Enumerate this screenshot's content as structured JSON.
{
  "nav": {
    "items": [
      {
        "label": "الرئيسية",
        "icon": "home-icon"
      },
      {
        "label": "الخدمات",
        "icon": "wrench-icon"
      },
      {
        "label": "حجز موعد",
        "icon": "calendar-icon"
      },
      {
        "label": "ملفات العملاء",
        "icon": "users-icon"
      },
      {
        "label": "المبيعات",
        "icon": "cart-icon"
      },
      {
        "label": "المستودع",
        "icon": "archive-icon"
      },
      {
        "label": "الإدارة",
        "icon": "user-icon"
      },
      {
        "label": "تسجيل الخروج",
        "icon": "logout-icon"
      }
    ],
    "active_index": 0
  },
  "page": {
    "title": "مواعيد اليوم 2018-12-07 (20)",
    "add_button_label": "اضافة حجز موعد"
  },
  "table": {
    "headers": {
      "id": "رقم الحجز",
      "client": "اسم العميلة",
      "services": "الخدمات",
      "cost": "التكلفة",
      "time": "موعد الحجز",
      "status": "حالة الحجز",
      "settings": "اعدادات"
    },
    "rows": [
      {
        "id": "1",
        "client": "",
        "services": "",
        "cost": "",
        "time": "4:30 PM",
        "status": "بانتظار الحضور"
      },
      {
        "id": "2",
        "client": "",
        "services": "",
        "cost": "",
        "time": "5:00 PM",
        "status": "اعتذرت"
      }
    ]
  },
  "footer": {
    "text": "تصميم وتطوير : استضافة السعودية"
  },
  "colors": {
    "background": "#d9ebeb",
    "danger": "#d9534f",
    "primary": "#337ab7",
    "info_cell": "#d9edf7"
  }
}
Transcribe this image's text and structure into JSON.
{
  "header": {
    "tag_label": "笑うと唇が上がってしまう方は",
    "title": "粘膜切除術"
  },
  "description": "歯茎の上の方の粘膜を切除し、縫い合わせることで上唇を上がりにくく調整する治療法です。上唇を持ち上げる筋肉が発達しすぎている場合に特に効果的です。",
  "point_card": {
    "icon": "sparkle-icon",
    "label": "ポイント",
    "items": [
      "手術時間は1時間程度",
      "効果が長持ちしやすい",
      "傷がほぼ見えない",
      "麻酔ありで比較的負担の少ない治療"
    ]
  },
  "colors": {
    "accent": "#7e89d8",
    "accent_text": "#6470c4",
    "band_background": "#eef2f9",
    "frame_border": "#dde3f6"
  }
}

--

**TASK DETAILS**
Please reproduce each record precisely as written.

**TASK SOLUTION**
Enumerate this screenshot's content as structured JSON.
{
  "nav": {
    "items": [
      {
        "label": "الرئيسية",
        "icon": "home-icon"
      },
      {
        "label": "الخدمات",
        "icon": "wrench-icon"
      },
      {
        "label": "حجز موعد",
        "icon": "calendar-icon"
      },
      {
        "label": "ملفات العملاء",
        "icon": "users-icon"
      },
      {
        "label": "المبيعات",
        "icon": "cart-icon"
      },
      {
        "label": "المستودع",
        "icon": "archive-icon"
      },
      {
        "label": "الإدارة",
        "icon": "user-icon"
      },
      {
        "label": "تسجيل الخروج",
        "icon": "logout-icon"
      }
    ],
    "active_index": 0
  },
  "page": {
    "title": "مواعيد اليوم 2018-12-07 (20)",
    "add_button_label": "اضافة حجز موعد"
  },
  "table": {
    "headers": {
      "id": "رقم الحجز",
      "client": "اسم العميلة",
      "services": "الخدمات",
      "cost": "التكلفة",
      "time": "موعد الحجز",
      "status": "حالة الحجز",
      "settings": "اعدادات"
    },
    "rows": [
      {
        "id": "1",
        "client": "",
        "services": "",
        "cost": "",
        "time": "4:30 PM",
        "status": "بانتظار الحضور"
      },
      {
        "id": "2",
        "client": "",
        "services": "",
        "cost": "",
        "time": "5:00 PM",
        "status": "اعتذرت"
      }
    ]
  },
  "footer": {
    "text": "تصميم وتطوير : استضافة السعودية"
  },
  "colors": {
    "background": "#d9ebeb",
    "danger": "#d9534f",
    "primary": "#337ab7",
    "info_cell": "#d9edf7"
  }
}
Transcribe this image's text and structure into JSON.
{
  "header": {
    "tag_label": "笑うと唇が上がってしまう方は",
    "title": "粘膜切除術"
  },
  "description": "歯茎の上の方の粘膜を切除し、縫い合わせることで上唇を上がりにくく調整する治療法です。上唇を持ち上げる筋肉が発達しすぎている場合に特に効果的です。",
  "point_card": {
    "icon": "sparkle-icon",
    "label": "ポイント",
    "items": [
      "手術時間は1時間程度",
      "効果が長持ちしやすい",
      "傷がほぼ見えない",
      "麻酔ありで比較的負担の少ない治療"
    ]
  },
  "colors": {
    "accent": "#7e89d8",
    "accent_text": "#6470c4",
    "band_background": "#eef2f9",
    "frame_border": "#dde3f6"
  }
}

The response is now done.